TASK GOAL:
Scan the lines below for the string "Teams" and copy every one that has it.

--- EXTRACTED RECORDS ---

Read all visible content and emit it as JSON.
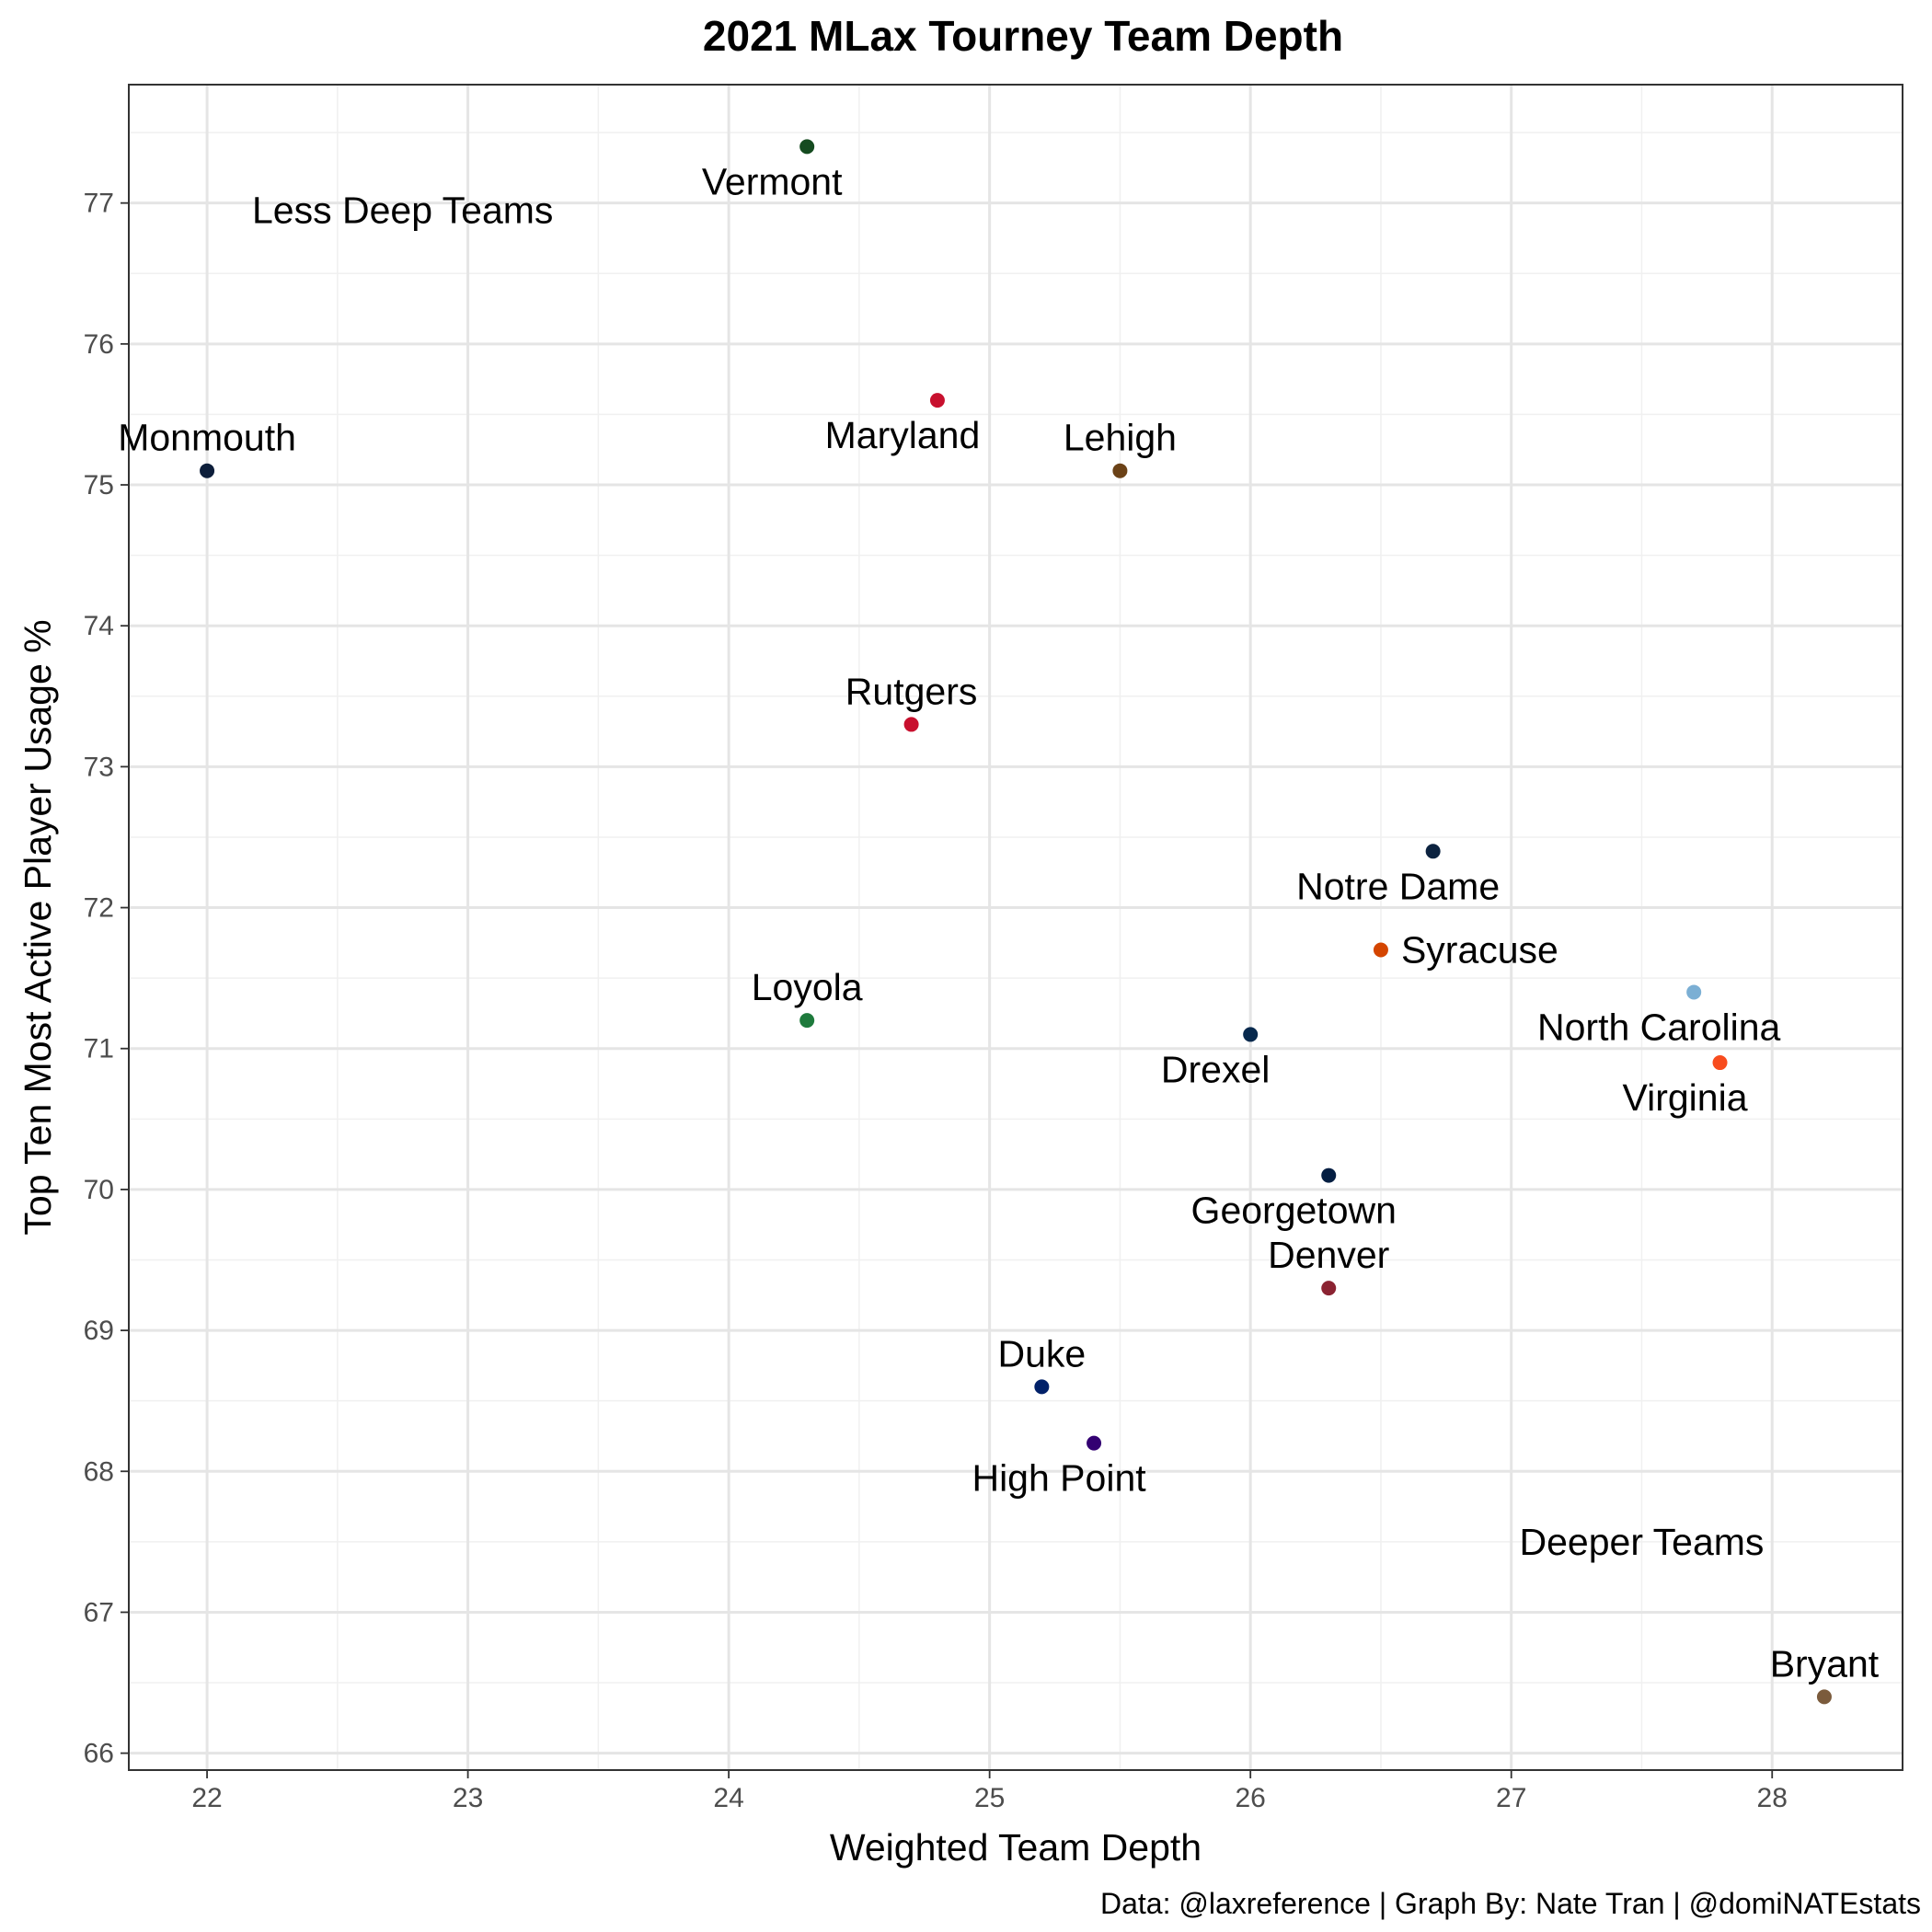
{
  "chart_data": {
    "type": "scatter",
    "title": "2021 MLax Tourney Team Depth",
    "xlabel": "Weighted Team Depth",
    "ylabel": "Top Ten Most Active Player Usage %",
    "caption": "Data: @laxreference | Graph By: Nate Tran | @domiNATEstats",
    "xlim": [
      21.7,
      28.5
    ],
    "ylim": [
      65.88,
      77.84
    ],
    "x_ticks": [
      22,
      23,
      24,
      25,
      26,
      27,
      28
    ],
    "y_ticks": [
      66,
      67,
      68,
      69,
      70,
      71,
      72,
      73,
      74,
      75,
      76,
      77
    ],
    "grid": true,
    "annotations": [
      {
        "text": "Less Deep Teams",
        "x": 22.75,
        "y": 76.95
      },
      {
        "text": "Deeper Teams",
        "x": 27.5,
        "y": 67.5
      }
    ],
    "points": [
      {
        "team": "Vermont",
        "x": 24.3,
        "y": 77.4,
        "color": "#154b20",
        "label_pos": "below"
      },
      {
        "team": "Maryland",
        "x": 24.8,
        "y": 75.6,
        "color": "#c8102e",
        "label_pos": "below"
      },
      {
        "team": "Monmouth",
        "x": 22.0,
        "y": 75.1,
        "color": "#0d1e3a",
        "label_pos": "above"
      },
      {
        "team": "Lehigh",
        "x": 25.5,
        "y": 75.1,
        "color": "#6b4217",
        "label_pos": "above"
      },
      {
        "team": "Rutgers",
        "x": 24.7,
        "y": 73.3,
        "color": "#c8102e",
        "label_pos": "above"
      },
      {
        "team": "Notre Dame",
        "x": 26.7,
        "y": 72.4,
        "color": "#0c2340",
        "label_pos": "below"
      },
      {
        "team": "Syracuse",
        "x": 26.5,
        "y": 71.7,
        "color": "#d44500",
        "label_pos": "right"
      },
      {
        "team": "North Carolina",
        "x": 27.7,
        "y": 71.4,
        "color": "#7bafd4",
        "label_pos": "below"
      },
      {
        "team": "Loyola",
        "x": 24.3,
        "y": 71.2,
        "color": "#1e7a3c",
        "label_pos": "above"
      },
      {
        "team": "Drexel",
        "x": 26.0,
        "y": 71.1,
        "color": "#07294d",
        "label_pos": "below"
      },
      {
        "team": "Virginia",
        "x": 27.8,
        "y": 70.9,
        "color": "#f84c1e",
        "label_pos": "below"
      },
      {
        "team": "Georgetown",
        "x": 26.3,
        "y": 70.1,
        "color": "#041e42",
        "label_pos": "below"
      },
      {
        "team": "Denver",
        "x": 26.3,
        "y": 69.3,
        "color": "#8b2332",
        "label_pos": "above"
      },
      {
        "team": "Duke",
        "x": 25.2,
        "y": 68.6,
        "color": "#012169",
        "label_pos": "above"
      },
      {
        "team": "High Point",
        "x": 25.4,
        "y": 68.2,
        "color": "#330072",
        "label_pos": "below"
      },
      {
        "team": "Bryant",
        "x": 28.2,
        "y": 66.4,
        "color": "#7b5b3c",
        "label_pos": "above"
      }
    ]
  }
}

---

RESPONSE TO THE EXERCISE:
        "text": "Less Deep Teams",
        "text": "Deeper Teams",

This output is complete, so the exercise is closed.